(Extracted data entries)
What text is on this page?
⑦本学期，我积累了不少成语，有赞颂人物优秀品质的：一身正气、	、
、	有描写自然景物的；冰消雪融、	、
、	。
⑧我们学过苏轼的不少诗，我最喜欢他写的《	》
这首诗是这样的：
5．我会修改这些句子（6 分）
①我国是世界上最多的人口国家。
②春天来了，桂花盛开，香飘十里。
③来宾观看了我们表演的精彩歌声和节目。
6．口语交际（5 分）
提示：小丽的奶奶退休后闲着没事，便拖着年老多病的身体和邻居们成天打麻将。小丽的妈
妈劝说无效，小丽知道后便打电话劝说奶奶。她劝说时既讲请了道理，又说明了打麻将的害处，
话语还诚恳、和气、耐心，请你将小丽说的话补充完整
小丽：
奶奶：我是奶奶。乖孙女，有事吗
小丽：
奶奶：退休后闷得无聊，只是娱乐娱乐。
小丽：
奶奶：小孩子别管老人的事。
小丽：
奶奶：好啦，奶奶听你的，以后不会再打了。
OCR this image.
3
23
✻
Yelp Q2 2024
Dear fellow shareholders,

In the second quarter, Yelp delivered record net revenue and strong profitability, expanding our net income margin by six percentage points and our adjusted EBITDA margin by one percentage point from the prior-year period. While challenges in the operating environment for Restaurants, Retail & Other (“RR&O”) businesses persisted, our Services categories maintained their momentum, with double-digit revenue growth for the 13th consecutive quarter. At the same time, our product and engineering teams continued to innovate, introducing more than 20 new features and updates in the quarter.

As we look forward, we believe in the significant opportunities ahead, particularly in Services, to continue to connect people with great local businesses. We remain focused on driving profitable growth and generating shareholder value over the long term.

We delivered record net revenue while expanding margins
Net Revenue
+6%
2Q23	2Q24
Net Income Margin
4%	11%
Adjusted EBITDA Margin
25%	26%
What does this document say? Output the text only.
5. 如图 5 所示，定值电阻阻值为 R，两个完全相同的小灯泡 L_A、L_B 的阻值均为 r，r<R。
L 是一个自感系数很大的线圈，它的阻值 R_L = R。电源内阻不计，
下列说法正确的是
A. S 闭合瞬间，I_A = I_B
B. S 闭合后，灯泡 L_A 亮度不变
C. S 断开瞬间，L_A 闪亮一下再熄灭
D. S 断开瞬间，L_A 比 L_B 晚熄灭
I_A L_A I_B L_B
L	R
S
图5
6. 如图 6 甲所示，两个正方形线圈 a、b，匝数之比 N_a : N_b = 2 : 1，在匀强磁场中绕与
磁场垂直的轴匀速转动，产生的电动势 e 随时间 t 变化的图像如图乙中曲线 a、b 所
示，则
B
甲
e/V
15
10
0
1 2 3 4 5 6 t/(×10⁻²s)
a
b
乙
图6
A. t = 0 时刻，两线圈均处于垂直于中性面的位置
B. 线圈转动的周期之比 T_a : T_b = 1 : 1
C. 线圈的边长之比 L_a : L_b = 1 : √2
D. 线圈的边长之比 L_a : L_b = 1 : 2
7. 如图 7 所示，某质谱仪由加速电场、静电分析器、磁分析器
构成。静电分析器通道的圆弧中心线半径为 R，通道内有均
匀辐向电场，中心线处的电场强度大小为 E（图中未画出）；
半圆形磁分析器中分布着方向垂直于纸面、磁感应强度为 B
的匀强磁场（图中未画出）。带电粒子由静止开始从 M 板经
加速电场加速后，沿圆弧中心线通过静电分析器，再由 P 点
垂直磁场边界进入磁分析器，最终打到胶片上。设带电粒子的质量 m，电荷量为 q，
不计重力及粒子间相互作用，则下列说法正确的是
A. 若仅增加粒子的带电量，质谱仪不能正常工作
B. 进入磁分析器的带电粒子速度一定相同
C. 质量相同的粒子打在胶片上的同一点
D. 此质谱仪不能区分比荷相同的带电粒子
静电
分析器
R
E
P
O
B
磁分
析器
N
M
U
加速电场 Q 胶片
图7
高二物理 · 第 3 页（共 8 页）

● WRITTEN REQUEST
Transcribe all entries exactly as they are given.

● TASK SOLUTION
What text is on this page?
⑦本学期，我积累了不少成语，有赞颂人物优秀品质的：一身正气、	、
、	有描写自然景物的；冰消雪融、	、
、	。
⑧我们学过苏轼的不少诗，我最喜欢他写的《	》
这首诗是这样的：
5．我会修改这些句子（6 分）
①我国是世界上最多的人口国家。
②春天来了，桂花盛开，香飘十里。
③来宾观看了我们表演的精彩歌声和节目。
6．口语交际（5 分）
提示：小丽的奶奶退休后闲着没事，便拖着年老多病的身体和邻居们成天打麻将。小丽的妈
妈劝说无效，小丽知道后便打电话劝说奶奶。她劝说时既讲请了道理，又说明了打麻将的害处，
话语还诚恳、和气、耐心，请你将小丽说的话补充完整
小丽：
奶奶：我是奶奶。乖孙女，有事吗
小丽：
奶奶：退休后闷得无聊，只是娱乐娱乐。
小丽：
奶奶：小孩子别管老人的事。
小丽：
奶奶：好啦，奶奶听你的，以后不会再打了。
OCR this image.
3
23
✻
Yelp Q2 2024
Dear fellow shareholders,

In the second quarter, Yelp delivered record net revenue and strong profitability, expanding our net income margin by six percentage points and our adjusted EBITDA margin by one percentage point from the prior-year period. While challenges in the operating environment for Restaurants, Retail & Other (“RR&O”) businesses persisted, our Services categories maintained their momentum, with double-digit revenue growth for the 13th consecutive quarter. At the same time, our product and engineering teams continued to innovate, introducing more than 20 new features and updates in the quarter.

As we look forward, we believe in the significant opportunities ahead, particularly in Services, to continue to connect people with great local businesses. We remain focused on driving profitable growth and generating shareholder value over the long term.

We delivered record net revenue while expanding margins
Net Revenue
+6%
2Q23	2Q24
Net Income Margin
4%	11%
Adjusted EBITDA Margin
25%	26%
What does this document say? Output the text only.
5. 如图 5 所示，定值电阻阻值为 R，两个完全相同的小灯泡 L_A、L_B 的阻值均为 r，r<R。
L 是一个自感系数很大的线圈，它的阻值 R_L = R。电源内阻不计，
下列说法正确的是
A. S 闭合瞬间，I_A = I_B
B. S 闭合后，灯泡 L_A 亮度不变
C. S 断开瞬间，L_A 闪亮一下再熄灭
D. S 断开瞬间，L_A 比 L_B 晚熄灭
I_A L_A I_B L_B
L	R
S
图5
6. 如图 6 甲所示，两个正方形线圈 a、b，匝数之比 N_a : N_b = 2 : 1，在匀强磁场中绕与
磁场垂直的轴匀速转动，产生的电动势 e 随时间 t 变化的图像如图乙中曲线 a、b 所
示，则
B
甲
e/V
15
10
0
1 2 3 4 5 6 t/(×10⁻²s)
a
b
乙
图6
A. t = 0 时刻，两线圈均处于垂直于中性面的位置
B. 线圈转动的周期之比 T_a : T_b = 1 : 1
C. 线圈的边长之比 L_a : L_b = 1 : √2
D. 线圈的边长之比 L_a : L_b = 1 : 2
7. 如图 7 所示，某质谱仪由加速电场、静电分析器、磁分析器
构成。静电分析器通道的圆弧中心线半径为 R，通道内有均
匀辐向电场，中心线处的电场强度大小为 E（图中未画出）；
半圆形磁分析器中分布着方向垂直于纸面、磁感应强度为 B
的匀强磁场（图中未画出）。带电粒子由静止开始从 M 板经
加速电场加速后，沿圆弧中心线通过静电分析器，再由 P 点
垂直磁场边界进入磁分析器，最终打到胶片上。设带电粒子的质量 m，电荷量为 q，
不计重力及粒子间相互作用，则下列说法正确的是
A. 若仅增加粒子的带电量，质谱仪不能正常工作
B. 进入磁分析器的带电粒子速度一定相同
C. 质量相同的粒子打在胶片上的同一点
D. 此质谱仪不能区分比荷相同的带电粒子
静电
分析器
R
E
P
O
B
磁分
析器
N
M
U
加速电场 Q 胶片
图7
高二物理 · 第 3 页（共 8 页）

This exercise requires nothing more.